[Provided records]
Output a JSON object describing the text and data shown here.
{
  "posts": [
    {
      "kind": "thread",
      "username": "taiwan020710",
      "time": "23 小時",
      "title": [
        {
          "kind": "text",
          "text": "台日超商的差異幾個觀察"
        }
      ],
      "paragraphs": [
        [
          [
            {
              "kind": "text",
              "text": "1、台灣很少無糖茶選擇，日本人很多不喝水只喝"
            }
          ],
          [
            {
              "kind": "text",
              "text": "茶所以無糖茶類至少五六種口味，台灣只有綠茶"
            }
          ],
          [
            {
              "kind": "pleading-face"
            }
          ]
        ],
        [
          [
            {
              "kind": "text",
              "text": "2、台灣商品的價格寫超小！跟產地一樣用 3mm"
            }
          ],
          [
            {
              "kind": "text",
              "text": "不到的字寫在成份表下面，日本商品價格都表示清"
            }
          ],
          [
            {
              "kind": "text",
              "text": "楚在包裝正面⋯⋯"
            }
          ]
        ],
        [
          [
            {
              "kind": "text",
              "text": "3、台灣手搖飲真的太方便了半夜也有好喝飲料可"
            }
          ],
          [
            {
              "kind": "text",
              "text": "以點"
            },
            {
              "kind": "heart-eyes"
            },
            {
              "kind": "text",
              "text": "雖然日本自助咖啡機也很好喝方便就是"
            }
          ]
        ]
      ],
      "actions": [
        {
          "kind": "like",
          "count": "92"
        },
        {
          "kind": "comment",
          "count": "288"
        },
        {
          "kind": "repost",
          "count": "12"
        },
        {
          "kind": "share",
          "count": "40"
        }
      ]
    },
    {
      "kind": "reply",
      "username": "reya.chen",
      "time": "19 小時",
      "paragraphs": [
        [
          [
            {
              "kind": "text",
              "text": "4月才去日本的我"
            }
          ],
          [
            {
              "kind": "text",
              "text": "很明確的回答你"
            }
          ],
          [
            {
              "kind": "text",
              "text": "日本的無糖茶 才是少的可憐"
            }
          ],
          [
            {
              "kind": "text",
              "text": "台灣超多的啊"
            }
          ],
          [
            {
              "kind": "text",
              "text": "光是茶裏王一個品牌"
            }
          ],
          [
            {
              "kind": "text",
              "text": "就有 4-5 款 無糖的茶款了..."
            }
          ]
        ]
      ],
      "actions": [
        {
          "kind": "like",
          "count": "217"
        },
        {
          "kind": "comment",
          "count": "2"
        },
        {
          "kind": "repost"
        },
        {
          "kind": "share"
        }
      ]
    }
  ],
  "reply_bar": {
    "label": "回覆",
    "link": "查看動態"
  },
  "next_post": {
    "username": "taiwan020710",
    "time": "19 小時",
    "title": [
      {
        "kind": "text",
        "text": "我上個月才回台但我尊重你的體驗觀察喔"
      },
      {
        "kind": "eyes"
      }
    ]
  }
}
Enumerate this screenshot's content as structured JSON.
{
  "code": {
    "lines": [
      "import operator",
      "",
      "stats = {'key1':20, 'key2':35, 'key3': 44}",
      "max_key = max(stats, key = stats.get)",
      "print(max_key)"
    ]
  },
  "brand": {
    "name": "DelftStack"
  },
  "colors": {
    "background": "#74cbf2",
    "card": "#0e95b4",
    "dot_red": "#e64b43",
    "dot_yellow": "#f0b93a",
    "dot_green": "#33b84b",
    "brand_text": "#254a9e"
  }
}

[Given request]
Filter for "stats". Return all lines that hold it.

[Exercise response]
      "stats = {'key1':20, 'key2':35, 'key3': 44}",
      "max_key = max(stats, key = stats.get)",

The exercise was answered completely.